===== QUOTED PASSAGE

Transcript of a Conference Call on USA Article IV Consultation
July 26, 2013
Washington, D.C.Friday, July 26, 2013
MR. ANSPACH: Hello, everybody. This is Raphael Anspach, with the IMF’s Communications Department. Thank you for joining this teleconference on the 2013 U.S. Article IV . You’ve seen the documents that we provided to you under embargo. The embargo is on until 10:30 Washington time today. That also applies to the comments made at this teleconference.
With me today to lead this teleconference, I have Mr. Gian Maria Milesi-Ferretti who’s the IMF Mission Chief for the U.S.A. and Deputy Director of the IMF’s Western Hemisphere department and Mr. Roberto Cardarelli who’s the Division Chief of the IMF’s North American Division in the same department.
Before we take your questions, Mr. Gian Maria Milesi-Ferretti will have some introductory remarks and then we’ll be happy to field your questions.
Gian Maria, would you like to start, please?
MR. MILESI-FERRETTI: Thank you all and good morning. I will just say a few words since you’ve had an opportunity to look at the report.

==========
===== DATASET

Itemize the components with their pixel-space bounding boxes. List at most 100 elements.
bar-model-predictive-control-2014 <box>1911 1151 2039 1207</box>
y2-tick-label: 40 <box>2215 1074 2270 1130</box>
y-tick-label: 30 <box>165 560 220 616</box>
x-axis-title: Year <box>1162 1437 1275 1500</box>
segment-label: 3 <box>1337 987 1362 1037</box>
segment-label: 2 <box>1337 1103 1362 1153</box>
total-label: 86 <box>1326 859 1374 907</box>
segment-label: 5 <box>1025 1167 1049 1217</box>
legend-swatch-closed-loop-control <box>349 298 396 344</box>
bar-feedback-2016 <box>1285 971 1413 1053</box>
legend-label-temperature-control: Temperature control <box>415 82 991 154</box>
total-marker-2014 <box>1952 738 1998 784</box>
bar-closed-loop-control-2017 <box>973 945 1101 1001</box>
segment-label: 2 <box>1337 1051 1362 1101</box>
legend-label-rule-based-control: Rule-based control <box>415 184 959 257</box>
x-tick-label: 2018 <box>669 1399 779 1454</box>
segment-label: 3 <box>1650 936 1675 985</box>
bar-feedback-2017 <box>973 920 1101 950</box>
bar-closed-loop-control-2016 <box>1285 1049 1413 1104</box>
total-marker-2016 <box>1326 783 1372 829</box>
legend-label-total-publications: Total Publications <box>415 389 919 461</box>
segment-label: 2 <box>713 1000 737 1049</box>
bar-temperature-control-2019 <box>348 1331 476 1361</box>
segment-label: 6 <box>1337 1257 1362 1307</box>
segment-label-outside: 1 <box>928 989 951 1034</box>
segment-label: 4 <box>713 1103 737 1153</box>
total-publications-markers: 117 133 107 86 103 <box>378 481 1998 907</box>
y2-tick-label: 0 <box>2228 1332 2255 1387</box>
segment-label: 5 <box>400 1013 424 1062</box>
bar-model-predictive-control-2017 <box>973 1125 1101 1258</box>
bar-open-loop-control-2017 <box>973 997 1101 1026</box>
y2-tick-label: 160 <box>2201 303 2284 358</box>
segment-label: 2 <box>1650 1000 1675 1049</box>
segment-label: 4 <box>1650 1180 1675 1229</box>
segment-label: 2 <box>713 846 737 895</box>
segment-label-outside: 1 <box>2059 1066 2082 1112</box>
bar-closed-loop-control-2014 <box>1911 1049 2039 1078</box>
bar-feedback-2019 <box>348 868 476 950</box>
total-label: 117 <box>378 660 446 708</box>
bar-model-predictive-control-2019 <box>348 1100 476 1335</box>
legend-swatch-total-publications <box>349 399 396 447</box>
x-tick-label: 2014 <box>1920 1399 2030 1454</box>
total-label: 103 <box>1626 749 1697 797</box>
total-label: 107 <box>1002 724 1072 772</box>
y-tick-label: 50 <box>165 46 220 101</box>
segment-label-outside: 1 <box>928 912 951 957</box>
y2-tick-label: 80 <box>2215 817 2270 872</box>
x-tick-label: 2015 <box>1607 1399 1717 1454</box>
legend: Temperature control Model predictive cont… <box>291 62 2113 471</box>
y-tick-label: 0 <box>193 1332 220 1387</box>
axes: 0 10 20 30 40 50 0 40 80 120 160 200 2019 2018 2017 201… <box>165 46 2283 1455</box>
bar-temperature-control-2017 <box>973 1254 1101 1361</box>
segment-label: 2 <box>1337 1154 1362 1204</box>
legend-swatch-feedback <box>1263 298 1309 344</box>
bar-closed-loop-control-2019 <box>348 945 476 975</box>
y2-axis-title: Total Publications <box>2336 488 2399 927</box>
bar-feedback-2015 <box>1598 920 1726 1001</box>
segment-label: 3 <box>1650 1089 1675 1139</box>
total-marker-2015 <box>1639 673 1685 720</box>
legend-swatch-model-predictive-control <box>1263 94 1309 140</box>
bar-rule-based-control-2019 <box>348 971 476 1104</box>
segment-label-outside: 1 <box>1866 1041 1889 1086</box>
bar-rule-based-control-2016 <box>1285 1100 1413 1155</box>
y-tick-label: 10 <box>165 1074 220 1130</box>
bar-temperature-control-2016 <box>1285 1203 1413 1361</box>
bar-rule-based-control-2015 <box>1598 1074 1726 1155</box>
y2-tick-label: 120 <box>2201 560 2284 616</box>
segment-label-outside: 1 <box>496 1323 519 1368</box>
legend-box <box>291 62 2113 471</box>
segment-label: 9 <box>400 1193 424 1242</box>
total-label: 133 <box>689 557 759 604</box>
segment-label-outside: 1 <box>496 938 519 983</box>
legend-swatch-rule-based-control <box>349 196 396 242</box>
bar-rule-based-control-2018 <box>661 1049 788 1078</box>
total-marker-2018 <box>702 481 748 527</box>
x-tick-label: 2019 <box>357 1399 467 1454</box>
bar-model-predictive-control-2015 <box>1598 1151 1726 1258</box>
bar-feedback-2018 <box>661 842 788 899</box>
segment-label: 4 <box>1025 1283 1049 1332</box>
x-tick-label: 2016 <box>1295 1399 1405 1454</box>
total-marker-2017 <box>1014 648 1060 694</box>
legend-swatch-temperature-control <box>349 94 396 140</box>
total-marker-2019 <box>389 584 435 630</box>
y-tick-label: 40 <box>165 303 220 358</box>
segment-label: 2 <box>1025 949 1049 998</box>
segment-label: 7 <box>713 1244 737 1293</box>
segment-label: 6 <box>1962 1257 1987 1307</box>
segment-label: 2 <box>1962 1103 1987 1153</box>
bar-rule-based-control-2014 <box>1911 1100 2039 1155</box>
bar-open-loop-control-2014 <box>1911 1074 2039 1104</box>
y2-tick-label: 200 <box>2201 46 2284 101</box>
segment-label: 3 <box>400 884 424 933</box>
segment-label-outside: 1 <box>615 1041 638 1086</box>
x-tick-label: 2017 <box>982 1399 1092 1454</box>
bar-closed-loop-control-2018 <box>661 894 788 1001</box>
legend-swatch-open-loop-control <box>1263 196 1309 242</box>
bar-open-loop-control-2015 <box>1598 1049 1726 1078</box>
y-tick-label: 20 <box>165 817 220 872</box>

==========

DIRECTIONS FOR THIS TASK — Repeat the passage of the conference call transcript between "With me today" and "field your questions.", inclusive, word for word.

TASK RESULT —
With me today to lead this teleconference, I have Mr. Gian Maria Milesi-Ferretti who’s the IMF Mission Chief for the U.S.A. and Deputy Director of the IMF’s Western Hemisphere department and Mr. Roberto Cardarelli who’s the Division Chief of the IMF’s North American Division in the same department.
Before we take your questions, Mr. Gian Maria Milesi-Ferretti will have some introductory remarks and then we’ll be happy to field your questions.